■ Your task
Working from the entries that follow, transcribe exactly and only the lines from the one with "Serialize everything readable" through the last, pictures excluded.

----------------------------------------

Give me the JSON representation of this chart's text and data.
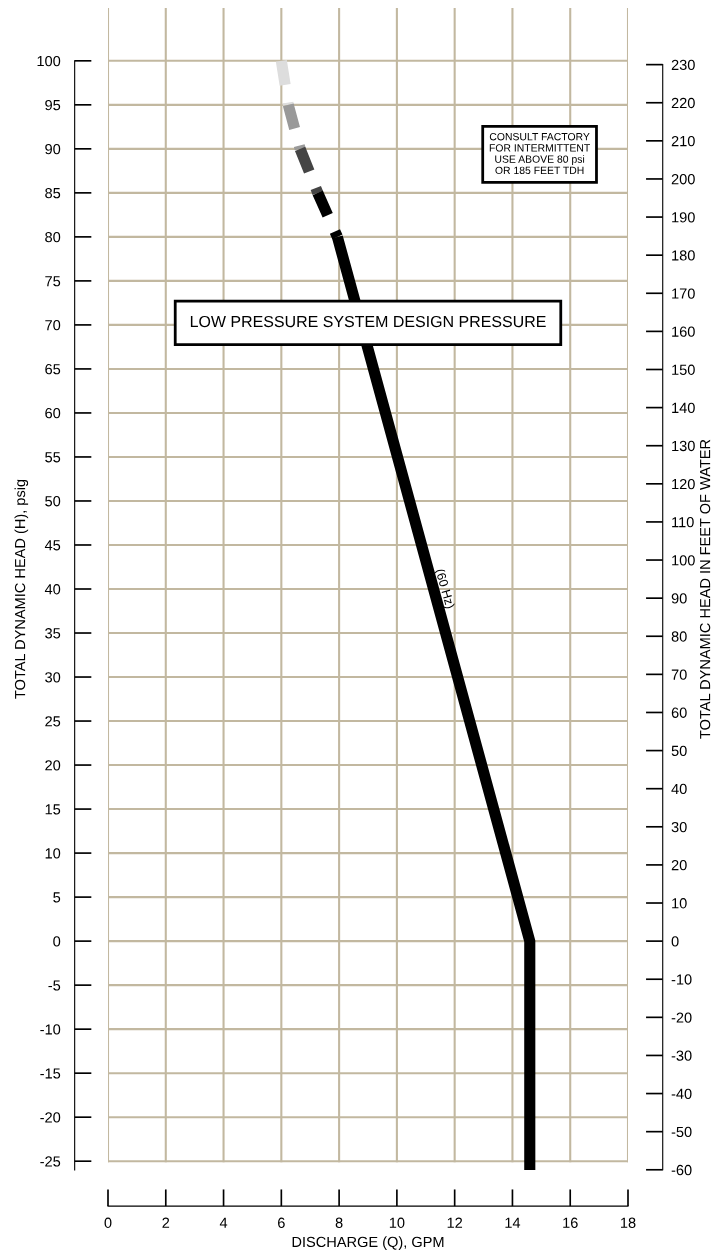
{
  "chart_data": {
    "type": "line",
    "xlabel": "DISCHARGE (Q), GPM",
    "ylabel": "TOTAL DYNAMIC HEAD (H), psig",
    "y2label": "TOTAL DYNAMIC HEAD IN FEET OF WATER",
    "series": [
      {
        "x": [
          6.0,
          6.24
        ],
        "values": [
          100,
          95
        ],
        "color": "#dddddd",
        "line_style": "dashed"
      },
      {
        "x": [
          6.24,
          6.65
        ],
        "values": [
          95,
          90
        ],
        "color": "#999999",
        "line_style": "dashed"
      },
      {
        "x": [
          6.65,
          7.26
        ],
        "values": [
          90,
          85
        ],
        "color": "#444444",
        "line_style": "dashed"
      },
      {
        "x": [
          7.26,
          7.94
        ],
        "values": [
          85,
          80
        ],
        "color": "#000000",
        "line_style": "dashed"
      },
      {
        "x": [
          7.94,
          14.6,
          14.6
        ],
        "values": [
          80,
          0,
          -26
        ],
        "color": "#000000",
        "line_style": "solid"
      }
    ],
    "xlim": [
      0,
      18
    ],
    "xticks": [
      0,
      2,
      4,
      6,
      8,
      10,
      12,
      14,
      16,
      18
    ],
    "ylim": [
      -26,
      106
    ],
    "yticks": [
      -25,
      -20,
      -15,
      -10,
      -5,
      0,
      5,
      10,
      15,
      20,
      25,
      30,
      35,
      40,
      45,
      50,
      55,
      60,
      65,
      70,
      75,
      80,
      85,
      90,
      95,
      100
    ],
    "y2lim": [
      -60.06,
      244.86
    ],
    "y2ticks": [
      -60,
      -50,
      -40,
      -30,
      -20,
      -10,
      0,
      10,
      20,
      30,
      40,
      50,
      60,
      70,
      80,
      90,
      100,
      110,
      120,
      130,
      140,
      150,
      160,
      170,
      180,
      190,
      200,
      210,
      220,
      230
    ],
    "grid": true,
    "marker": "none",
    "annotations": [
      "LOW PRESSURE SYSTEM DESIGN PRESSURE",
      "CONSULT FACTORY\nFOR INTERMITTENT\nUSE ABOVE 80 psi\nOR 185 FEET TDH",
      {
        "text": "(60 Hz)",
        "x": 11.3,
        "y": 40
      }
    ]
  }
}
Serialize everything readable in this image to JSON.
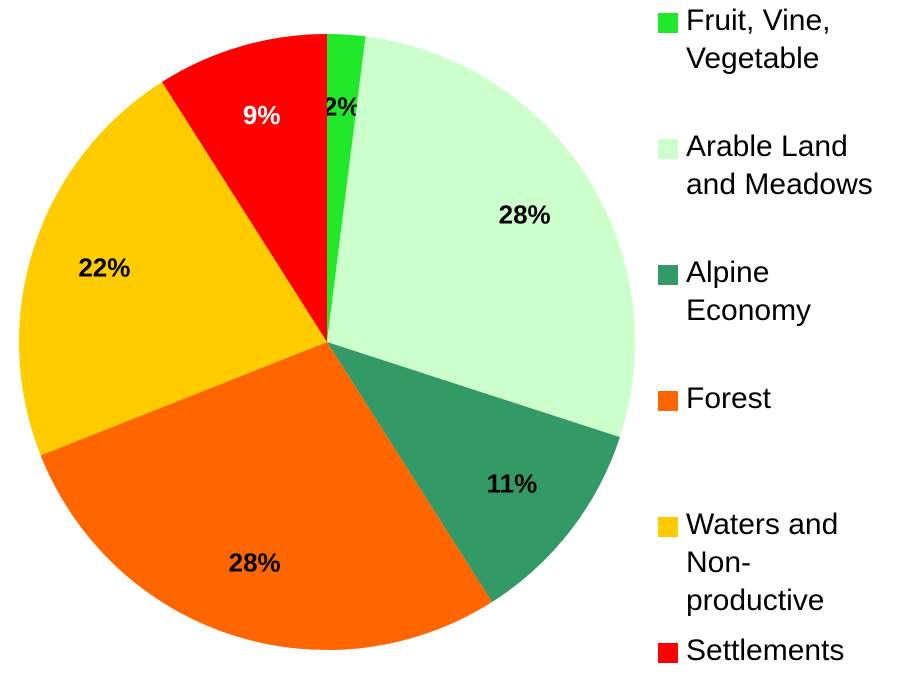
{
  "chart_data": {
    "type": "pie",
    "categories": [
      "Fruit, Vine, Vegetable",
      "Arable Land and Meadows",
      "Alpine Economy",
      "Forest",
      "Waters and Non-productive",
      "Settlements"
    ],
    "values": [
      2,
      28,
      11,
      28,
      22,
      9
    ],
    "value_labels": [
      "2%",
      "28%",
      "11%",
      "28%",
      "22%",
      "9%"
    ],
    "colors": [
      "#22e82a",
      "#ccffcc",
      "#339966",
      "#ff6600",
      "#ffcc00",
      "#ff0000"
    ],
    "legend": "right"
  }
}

----------------------------------------

■ Problem solution
Serialize everything readable in this image to JSON.
{
  "chart_data": {
    "type": "pie",
    "categories": [
      "Fruit, Vine, Vegetable",
      "Arable Land and Meadows",
      "Alpine Economy",
      "Forest",
      "Waters and Non-productive",
      "Settlements"
    ],
    "values": [
      2,
      28,
      11,
      28,
      22,
      9
    ],
    "value_labels": [
      "2%",
      "28%",
      "11%",
      "28%",
      "22%",
      "9%"
    ],
    "colors": [
      "#22e82a",
      "#ccffcc",
      "#339966",
      "#ff6600",
      "#ffcc00",
      "#ff0000"
    ],
    "legend": "right"
  }
}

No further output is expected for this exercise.